GIVEN REQUEST >> Tell how many lines carry the word "nuevas"; the reply is the number and nothing else.

^^^^^^^^

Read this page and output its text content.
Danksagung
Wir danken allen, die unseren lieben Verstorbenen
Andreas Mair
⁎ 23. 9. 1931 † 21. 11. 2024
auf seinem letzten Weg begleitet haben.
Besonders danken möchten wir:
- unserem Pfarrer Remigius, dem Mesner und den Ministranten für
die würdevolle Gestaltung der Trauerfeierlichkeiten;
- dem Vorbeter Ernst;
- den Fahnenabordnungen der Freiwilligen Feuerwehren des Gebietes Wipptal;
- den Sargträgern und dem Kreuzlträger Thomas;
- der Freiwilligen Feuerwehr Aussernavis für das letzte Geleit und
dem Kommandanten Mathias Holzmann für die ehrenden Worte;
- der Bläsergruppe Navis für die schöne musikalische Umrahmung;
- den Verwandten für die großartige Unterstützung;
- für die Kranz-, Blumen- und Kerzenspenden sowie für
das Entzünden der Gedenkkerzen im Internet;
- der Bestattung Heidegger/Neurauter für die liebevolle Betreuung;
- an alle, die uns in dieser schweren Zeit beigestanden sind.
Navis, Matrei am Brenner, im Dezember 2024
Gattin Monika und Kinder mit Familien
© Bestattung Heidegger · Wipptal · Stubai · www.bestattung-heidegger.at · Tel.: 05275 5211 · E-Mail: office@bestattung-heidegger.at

^^^^^^^^

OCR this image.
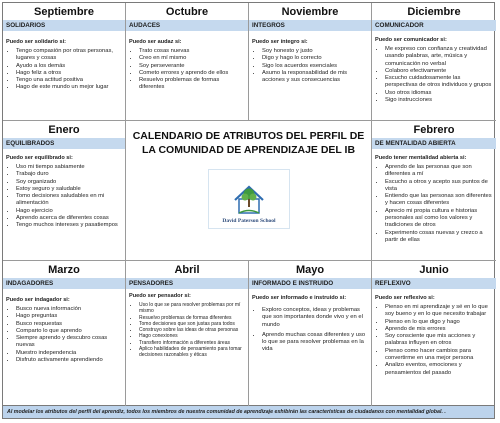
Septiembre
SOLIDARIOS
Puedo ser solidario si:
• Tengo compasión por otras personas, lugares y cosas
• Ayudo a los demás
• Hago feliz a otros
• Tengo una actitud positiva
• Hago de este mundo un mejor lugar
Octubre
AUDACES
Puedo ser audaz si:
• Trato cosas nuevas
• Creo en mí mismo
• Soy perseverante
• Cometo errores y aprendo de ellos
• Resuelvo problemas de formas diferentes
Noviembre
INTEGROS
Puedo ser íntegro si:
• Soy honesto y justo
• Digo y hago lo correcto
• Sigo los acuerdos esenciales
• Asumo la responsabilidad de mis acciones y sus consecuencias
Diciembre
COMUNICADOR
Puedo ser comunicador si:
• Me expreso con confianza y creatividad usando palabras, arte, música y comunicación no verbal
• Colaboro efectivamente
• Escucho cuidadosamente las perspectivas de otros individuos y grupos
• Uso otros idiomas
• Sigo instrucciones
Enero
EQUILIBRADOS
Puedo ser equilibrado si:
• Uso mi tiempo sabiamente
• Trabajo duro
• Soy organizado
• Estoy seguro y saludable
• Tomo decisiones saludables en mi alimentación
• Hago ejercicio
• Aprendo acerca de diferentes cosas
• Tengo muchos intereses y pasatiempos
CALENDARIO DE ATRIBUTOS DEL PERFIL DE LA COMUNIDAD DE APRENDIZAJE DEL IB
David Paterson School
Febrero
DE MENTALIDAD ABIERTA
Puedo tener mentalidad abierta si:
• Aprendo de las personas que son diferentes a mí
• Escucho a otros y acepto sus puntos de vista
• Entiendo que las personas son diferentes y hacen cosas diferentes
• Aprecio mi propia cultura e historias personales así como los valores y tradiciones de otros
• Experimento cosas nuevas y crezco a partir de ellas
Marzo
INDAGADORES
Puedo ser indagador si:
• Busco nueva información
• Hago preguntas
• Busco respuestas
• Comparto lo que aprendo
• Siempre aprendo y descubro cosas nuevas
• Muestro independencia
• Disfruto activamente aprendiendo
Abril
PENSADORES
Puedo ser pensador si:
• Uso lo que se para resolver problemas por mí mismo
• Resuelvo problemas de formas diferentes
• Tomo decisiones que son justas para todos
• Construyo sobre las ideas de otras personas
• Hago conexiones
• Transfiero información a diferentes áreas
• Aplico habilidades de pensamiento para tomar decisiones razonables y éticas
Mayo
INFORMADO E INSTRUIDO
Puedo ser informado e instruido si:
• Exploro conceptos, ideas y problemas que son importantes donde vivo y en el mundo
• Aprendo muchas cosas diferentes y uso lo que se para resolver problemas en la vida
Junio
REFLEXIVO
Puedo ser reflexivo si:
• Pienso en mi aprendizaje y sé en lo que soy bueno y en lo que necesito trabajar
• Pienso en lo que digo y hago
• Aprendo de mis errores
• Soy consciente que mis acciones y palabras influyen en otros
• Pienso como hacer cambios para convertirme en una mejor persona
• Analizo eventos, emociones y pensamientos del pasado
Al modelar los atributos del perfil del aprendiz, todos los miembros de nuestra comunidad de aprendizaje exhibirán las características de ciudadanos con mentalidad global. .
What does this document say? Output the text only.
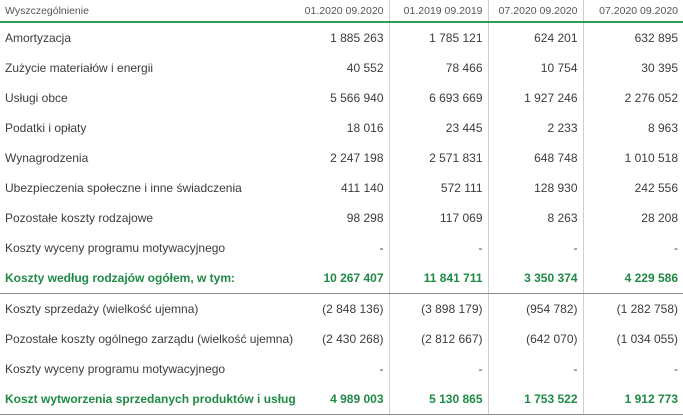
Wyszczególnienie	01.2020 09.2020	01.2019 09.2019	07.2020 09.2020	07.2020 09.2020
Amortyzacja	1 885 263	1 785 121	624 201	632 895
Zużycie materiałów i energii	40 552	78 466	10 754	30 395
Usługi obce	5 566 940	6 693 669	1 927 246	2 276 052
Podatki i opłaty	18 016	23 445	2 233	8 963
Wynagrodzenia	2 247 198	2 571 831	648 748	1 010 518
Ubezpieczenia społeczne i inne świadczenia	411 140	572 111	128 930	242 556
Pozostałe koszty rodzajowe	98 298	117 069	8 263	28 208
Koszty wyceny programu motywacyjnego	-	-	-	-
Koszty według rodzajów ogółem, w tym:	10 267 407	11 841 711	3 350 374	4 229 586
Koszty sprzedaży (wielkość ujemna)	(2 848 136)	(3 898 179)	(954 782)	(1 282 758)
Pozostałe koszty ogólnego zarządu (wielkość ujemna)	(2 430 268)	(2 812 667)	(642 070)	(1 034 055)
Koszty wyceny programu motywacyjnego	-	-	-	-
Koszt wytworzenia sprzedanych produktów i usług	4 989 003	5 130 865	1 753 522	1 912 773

^^^^^^^^

RESPONSE TO THIS TASK >> 3